(Labeled region entries)
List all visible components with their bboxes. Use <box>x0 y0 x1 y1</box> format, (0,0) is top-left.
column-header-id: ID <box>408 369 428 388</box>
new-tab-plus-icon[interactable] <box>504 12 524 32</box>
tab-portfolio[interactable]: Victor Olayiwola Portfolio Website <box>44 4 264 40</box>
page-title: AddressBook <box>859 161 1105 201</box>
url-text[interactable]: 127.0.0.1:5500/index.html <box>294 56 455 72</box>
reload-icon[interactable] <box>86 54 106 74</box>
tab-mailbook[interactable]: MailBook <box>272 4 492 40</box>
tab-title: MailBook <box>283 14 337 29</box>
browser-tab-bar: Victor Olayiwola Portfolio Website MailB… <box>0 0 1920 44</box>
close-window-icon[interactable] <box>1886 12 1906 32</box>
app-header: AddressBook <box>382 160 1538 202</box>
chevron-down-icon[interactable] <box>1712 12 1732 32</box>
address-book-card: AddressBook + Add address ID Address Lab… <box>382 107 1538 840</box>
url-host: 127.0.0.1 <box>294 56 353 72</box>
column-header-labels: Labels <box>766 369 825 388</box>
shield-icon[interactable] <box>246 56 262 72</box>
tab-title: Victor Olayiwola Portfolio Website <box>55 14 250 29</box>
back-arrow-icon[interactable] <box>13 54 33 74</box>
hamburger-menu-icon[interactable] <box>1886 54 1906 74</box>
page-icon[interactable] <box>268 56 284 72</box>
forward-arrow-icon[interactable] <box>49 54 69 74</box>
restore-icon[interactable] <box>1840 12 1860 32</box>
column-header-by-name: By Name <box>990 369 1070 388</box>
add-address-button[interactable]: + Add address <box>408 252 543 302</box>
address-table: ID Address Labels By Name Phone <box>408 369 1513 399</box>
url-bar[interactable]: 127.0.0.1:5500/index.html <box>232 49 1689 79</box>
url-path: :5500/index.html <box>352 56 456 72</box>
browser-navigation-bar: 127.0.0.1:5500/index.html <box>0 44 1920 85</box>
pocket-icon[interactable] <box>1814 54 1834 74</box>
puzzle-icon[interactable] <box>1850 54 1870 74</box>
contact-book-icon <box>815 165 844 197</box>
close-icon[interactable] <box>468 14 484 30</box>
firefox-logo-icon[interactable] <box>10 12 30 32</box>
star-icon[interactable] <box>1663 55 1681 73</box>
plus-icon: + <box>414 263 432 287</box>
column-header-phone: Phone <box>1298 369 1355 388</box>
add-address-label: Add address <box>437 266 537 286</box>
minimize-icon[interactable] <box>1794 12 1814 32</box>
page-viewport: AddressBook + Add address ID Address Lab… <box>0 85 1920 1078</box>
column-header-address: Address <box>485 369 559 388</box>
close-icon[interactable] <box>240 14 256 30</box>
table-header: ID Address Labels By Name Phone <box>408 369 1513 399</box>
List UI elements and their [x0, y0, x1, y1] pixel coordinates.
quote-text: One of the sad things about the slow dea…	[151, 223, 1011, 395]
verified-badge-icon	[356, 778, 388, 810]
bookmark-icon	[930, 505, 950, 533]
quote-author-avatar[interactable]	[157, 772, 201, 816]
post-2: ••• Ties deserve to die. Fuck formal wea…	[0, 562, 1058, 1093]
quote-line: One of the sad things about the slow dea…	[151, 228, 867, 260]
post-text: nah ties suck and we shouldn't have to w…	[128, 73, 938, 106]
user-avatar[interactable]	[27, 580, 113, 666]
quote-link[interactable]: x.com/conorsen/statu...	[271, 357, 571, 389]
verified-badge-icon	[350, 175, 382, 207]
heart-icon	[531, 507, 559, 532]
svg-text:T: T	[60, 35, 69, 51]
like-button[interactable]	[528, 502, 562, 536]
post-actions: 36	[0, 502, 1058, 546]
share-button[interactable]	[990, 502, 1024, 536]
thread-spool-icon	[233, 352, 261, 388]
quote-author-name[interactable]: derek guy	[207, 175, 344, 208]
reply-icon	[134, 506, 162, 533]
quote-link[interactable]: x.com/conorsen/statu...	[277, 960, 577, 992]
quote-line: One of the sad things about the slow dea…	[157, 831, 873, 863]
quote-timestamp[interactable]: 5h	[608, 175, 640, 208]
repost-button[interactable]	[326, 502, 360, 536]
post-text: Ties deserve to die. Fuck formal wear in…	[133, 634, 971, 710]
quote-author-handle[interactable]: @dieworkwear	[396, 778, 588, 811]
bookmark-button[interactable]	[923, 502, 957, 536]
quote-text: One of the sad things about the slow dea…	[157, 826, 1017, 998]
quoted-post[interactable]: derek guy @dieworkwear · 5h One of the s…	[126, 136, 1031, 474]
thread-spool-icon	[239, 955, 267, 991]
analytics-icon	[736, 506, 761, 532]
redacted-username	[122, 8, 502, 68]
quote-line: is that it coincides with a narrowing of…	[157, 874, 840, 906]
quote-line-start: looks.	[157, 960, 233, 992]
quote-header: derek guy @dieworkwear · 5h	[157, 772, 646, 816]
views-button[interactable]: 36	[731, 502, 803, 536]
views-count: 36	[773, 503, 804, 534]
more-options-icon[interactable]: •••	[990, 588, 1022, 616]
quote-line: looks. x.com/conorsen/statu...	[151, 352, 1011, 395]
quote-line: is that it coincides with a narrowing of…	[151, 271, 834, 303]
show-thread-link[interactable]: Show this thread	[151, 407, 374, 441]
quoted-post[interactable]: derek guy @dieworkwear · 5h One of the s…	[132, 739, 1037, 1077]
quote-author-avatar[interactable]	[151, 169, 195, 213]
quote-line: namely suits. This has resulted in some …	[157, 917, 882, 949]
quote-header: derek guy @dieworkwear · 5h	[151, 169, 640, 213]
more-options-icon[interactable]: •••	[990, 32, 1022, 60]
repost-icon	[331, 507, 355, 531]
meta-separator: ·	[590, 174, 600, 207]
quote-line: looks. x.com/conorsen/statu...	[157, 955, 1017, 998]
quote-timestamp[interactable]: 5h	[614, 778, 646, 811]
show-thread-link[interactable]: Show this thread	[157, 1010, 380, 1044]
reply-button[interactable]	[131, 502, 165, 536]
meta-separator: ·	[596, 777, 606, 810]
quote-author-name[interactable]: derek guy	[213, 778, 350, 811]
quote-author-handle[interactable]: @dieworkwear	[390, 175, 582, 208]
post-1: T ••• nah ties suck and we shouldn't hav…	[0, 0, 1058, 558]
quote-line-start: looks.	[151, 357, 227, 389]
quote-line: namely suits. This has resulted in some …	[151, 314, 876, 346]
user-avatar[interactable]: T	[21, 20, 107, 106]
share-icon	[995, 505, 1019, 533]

#### WHAT YOU SHOULD DO:
Rewrite every line above, swapping "meta-separator" for "dot-separator" wherever it occurs and keeping everything else the same.

#### FULL SOLUTION:
List all visible components with their bboxes. Use <box>x0 y0 x1 y1</box> format, (0,0) is top-left.
column-header-id: ID <box>408 369 428 388</box>
new-tab-plus-icon[interactable] <box>504 12 524 32</box>
tab-portfolio[interactable]: Victor Olayiwola Portfolio Website <box>44 4 264 40</box>
page-title: AddressBook <box>859 161 1105 201</box>
url-text[interactable]: 127.0.0.1:5500/index.html <box>294 56 455 72</box>
reload-icon[interactable] <box>86 54 106 74</box>
tab-mailbook[interactable]: MailBook <box>272 4 492 40</box>
tab-title: MailBook <box>283 14 337 29</box>
browser-tab-bar: Victor Olayiwola Portfolio Website MailB… <box>0 0 1920 44</box>
close-window-icon[interactable] <box>1886 12 1906 32</box>
app-header: AddressBook <box>382 160 1538 202</box>
chevron-down-icon[interactable] <box>1712 12 1732 32</box>
address-book-card: AddressBook + Add address ID Address Lab… <box>382 107 1538 840</box>
url-host: 127.0.0.1 <box>294 56 353 72</box>
column-header-labels: Labels <box>766 369 825 388</box>
shield-icon[interactable] <box>246 56 262 72</box>
tab-title: Victor Olayiwola Portfolio Website <box>55 14 250 29</box>
back-arrow-icon[interactable] <box>13 54 33 74</box>
hamburger-menu-icon[interactable] <box>1886 54 1906 74</box>
page-icon[interactable] <box>268 56 284 72</box>
forward-arrow-icon[interactable] <box>49 54 69 74</box>
restore-icon[interactable] <box>1840 12 1860 32</box>
column-header-by-name: By Name <box>990 369 1070 388</box>
add-address-button[interactable]: + Add address <box>408 252 543 302</box>
address-table: ID Address Labels By Name Phone <box>408 369 1513 399</box>
url-bar[interactable]: 127.0.0.1:5500/index.html <box>232 49 1689 79</box>
url-path: :5500/index.html <box>352 56 456 72</box>
browser-navigation-bar: 127.0.0.1:5500/index.html <box>0 44 1920 85</box>
pocket-icon[interactable] <box>1814 54 1834 74</box>
puzzle-icon[interactable] <box>1850 54 1870 74</box>
contact-book-icon <box>815 165 844 197</box>
close-icon[interactable] <box>468 14 484 30</box>
firefox-logo-icon[interactable] <box>10 12 30 32</box>
star-icon[interactable] <box>1663 55 1681 73</box>
plus-icon: + <box>414 263 432 287</box>
column-header-phone: Phone <box>1298 369 1355 388</box>
add-address-label: Add address <box>437 266 537 286</box>
minimize-icon[interactable] <box>1794 12 1814 32</box>
page-viewport: AddressBook + Add address ID Address Lab… <box>0 85 1920 1078</box>
column-header-address: Address <box>485 369 559 388</box>
close-icon[interactable] <box>240 14 256 30</box>
table-header: ID Address Labels By Name Phone <box>408 369 1513 399</box>
List UI elements and their [x0, y0, x1, y1] pixel coordinates.
quote-text: One of the sad things about the slow dea…	[151, 223, 1011, 395]
verified-badge-icon	[356, 778, 388, 810]
bookmark-icon	[930, 505, 950, 533]
quote-author-avatar[interactable]	[157, 772, 201, 816]
post-2: ••• Ties deserve to die. Fuck formal wea…	[0, 562, 1058, 1093]
quote-line: One of the sad things about the slow dea…	[151, 228, 867, 260]
post-text: nah ties suck and we shouldn't have to w…	[128, 73, 938, 106]
user-avatar[interactable]	[27, 580, 113, 666]
quote-link[interactable]: x.com/conorsen/statu...	[271, 357, 571, 389]
verified-badge-icon	[350, 175, 382, 207]
heart-icon	[531, 507, 559, 532]
svg-text:T: T	[60, 35, 69, 51]
like-button[interactable]	[528, 502, 562, 536]
post-actions: 36	[0, 502, 1058, 546]
share-button[interactable]	[990, 502, 1024, 536]
thread-spool-icon	[233, 352, 261, 388]
quote-author-name[interactable]: derek guy	[207, 175, 344, 208]
reply-icon	[134, 506, 162, 533]
quote-link[interactable]: x.com/conorsen/statu...	[277, 960, 577, 992]
quote-line: One of the sad things about the slow dea…	[157, 831, 873, 863]
quote-timestamp[interactable]: 5h	[608, 175, 640, 208]
repost-button[interactable]	[326, 502, 360, 536]
post-text: Ties deserve to die. Fuck formal wear in…	[133, 634, 971, 710]
quote-author-handle[interactable]: @dieworkwear	[396, 778, 588, 811]
bookmark-button[interactable]	[923, 502, 957, 536]
quote-text: One of the sad things about the slow dea…	[157, 826, 1017, 998]
quoted-post[interactable]: derek guy @dieworkwear · 5h One of the s…	[126, 136, 1031, 474]
thread-spool-icon	[239, 955, 267, 991]
analytics-icon	[736, 506, 761, 532]
redacted-username	[122, 8, 502, 68]
quote-line: is that it coincides with a narrowing of…	[157, 874, 840, 906]
quote-line-start: looks.	[157, 960, 233, 992]
quote-header: derek guy @dieworkwear · 5h	[157, 772, 646, 816]
views-button[interactable]: 36	[731, 502, 803, 536]
views-count: 36	[773, 503, 804, 534]
more-options-icon[interactable]: •••	[990, 588, 1022, 616]
quote-line: looks. x.com/conorsen/statu...	[151, 352, 1011, 395]
quote-line: is that it coincides with a narrowing of…	[151, 271, 834, 303]
show-thread-link[interactable]: Show this thread	[151, 407, 374, 441]
quoted-post[interactable]: derek guy @dieworkwear · 5h One of the s…	[132, 739, 1037, 1077]
quote-author-avatar[interactable]	[151, 169, 195, 213]
quote-line: namely suits. This has resulted in some …	[157, 917, 882, 949]
quote-header: derek guy @dieworkwear · 5h	[151, 169, 640, 213]
more-options-icon[interactable]: •••	[990, 32, 1022, 60]
repost-icon	[331, 507, 355, 531]
dot-separator: ·	[590, 174, 600, 207]
quote-line: looks. x.com/conorsen/statu...	[157, 955, 1017, 998]
quote-timestamp[interactable]: 5h	[614, 778, 646, 811]
show-thread-link[interactable]: Show this thread	[157, 1010, 380, 1044]
reply-button[interactable]	[131, 502, 165, 536]
dot-separator: ·	[596, 777, 606, 810]
quote-author-name[interactable]: derek guy	[213, 778, 350, 811]
quote-author-handle[interactable]: @dieworkwear	[390, 175, 582, 208]
post-1: T ••• nah ties suck and we shouldn't hav…	[0, 0, 1058, 558]
quote-line-start: looks.	[151, 357, 227, 389]
quote-line: namely suits. This has resulted in some …	[151, 314, 876, 346]
user-avatar[interactable]: T	[21, 20, 107, 106]
share-icon	[995, 505, 1019, 533]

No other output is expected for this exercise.